• [Given request]: Extract the whole listing as it stands. Do not include the pictures.

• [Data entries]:
■ ■ ■ ■ ■
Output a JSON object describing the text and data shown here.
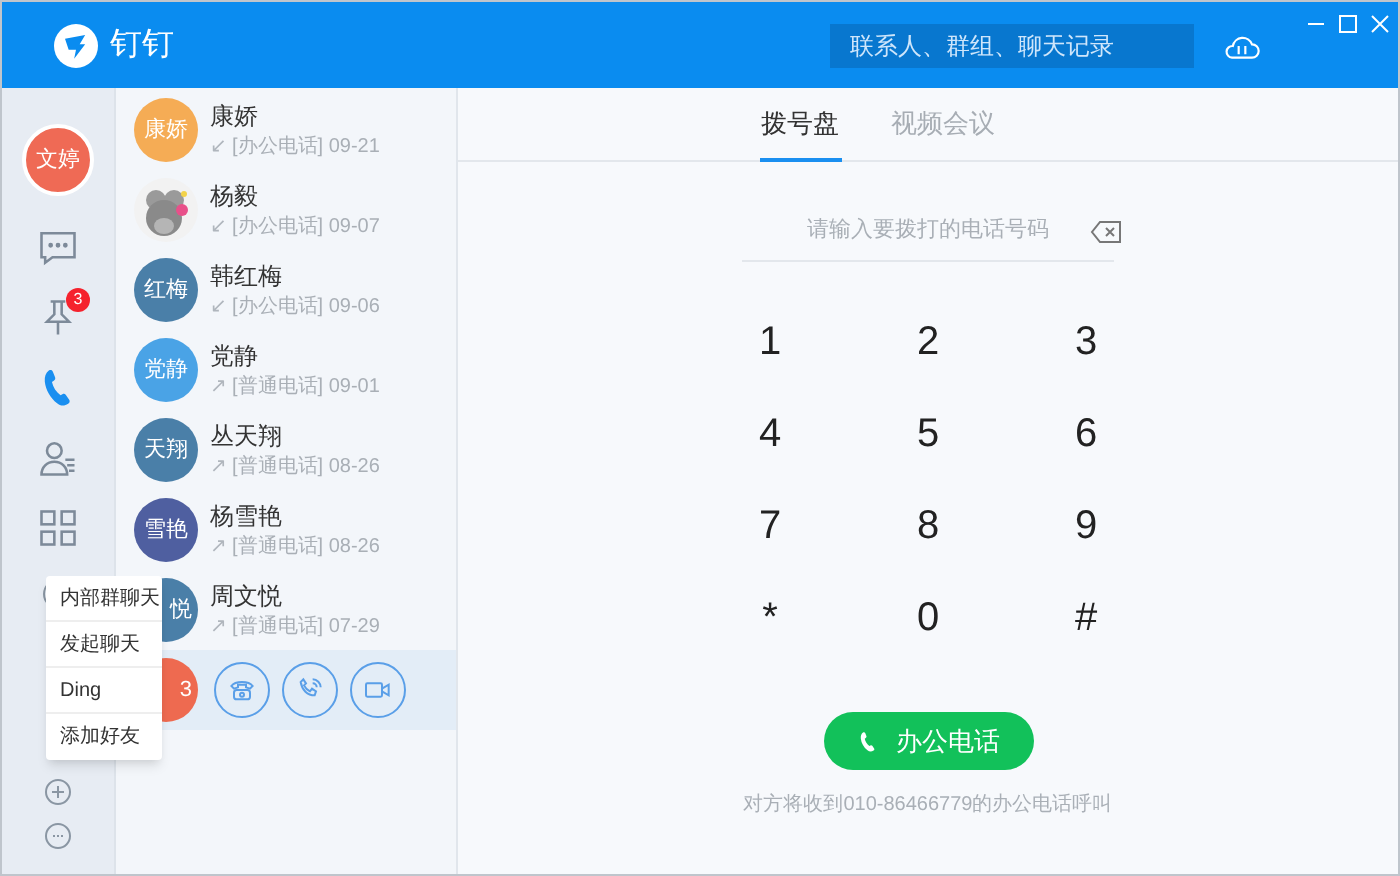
{
  "app": {
    "title": "钉钉",
    "search": {
      "placeholder": "联系人、群组、聊天记录"
    }
  },
  "rail": {
    "user": "文婷",
    "items": [
      {
        "kind": "chat",
        "selected": false
      },
      {
        "kind": "pin",
        "badge": "3",
        "selected": false
      },
      {
        "kind": "phone",
        "selected": true
      },
      {
        "kind": "contacts",
        "selected": false
      },
      {
        "kind": "apps",
        "selected": false
      }
    ]
  },
  "calls": [
    {
      "name": "康娇",
      "avatar": "康娇",
      "color": "#f5ac55",
      "arrow": "↙",
      "detail": "[办公电话] 09-21",
      "selected": false
    },
    {
      "name": "杨毅",
      "kind": "picture",
      "arrow": "↙",
      "detail": "[办公电话] 09-07",
      "selected": false
    },
    {
      "name": "韩红梅",
      "avatar": "红梅",
      "color": "#4a7fa8",
      "arrow": "↙",
      "detail": "[办公电话] 09-06",
      "selected": false
    },
    {
      "name": "党静",
      "avatar": "党静",
      "color": "#4aa3e6",
      "arrow": "↗",
      "detail": "[普通电话] 09-01",
      "selected": false
    },
    {
      "name": "丛天翔",
      "avatar": "天翔",
      "color": "#4a7fa8",
      "arrow": "↗",
      "detail": "[普通电话] 08-26",
      "selected": false
    },
    {
      "name": "杨雪艳",
      "avatar": "雪艳",
      "color": "#4f5fa0",
      "arrow": "↗",
      "detail": "[普通电话] 08-26",
      "selected": false
    },
    {
      "name": "周文悦",
      "avatar": "悦",
      "color": "#4a7fa8",
      "arrow": "↗",
      "detail": "[普通电话] 07-29",
      "covered": true,
      "selected": false
    },
    {
      "avatar": "3",
      "color": "#ee6a50",
      "covered": true,
      "selected": true
    }
  ],
  "menu": [
    "内部群聊天",
    "发起聊天",
    "Ding",
    "添加好友"
  ],
  "tabs": [
    {
      "label": "拨号盘",
      "selected": true
    },
    {
      "label": "视频会议",
      "selected": false
    }
  ],
  "dialer": {
    "placeholder": "请输入要拨打的电话号码",
    "keys": [
      "1",
      "2",
      "3",
      "4",
      "5",
      "6",
      "7",
      "8",
      "9",
      "*",
      "0",
      "#"
    ],
    "call_button": "办公电话",
    "note": "对方将收到010-86466779的办公电话呼叫"
  }
}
■ ■ ■ ■ ■
• [Correct output]:
Output a JSON object describing the text and data shown here.
{
  "app": {
    "title": "钉钉",
    "search": {
      "placeholder": "联系人、群组、聊天记录"
    }
  },
  "rail": {
    "user": "文婷",
    "items": [
      {
        "kind": "chat",
        "selected": false
      },
      {
        "kind": "pin",
        "badge": "3",
        "selected": false
      },
      {
        "kind": "phone",
        "selected": true
      },
      {
        "kind": "contacts",
        "selected": false
      },
      {
        "kind": "apps",
        "selected": false
      }
    ]
  },
  "calls": [
    {
      "name": "康娇",
      "avatar": "康娇",
      "color": "#f5ac55",
      "arrow": "↙",
      "detail": "[办公电话] 09-21",
      "selected": false
    },
    {
      "name": "杨毅",
      "kind": "picture",
      "arrow": "↙",
      "detail": "[办公电话] 09-07",
      "selected": false
    },
    {
      "name": "韩红梅",
      "avatar": "红梅",
      "color": "#4a7fa8",
      "arrow": "↙",
      "detail": "[办公电话] 09-06",
      "selected": false
    },
    {
      "name": "党静",
      "avatar": "党静",
      "color": "#4aa3e6",
      "arrow": "↗",
      "detail": "[普通电话] 09-01",
      "selected": false
    },
    {
      "name": "丛天翔",
      "avatar": "天翔",
      "color": "#4a7fa8",
      "arrow": "↗",
      "detail": "[普通电话] 08-26",
      "selected": false
    },
    {
      "name": "杨雪艳",
      "avatar": "雪艳",
      "color": "#4f5fa0",
      "arrow": "↗",
      "detail": "[普通电话] 08-26",
      "selected": false
    },
    {
      "name": "周文悦",
      "avatar": "悦",
      "color": "#4a7fa8",
      "arrow": "↗",
      "detail": "[普通电话] 07-29",
      "covered": true,
      "selected": false
    },
    {
      "avatar": "3",
      "color": "#ee6a50",
      "covered": true,
      "selected": true
    }
  ],
  "menu": [
    "内部群聊天",
    "发起聊天",
    "Ding",
    "添加好友"
  ],
  "tabs": [
    {
      "label": "拨号盘",
      "selected": true
    },
    {
      "label": "视频会议",
      "selected": false
    }
  ],
  "dialer": {
    "placeholder": "请输入要拨打的电话号码",
    "keys": [
      "1",
      "2",
      "3",
      "4",
      "5",
      "6",
      "7",
      "8",
      "9",
      "*",
      "0",
      "#"
    ],
    "call_button": "办公电话",
    "note": "对方将收到010-86466779的办公电话呼叫"
  }
}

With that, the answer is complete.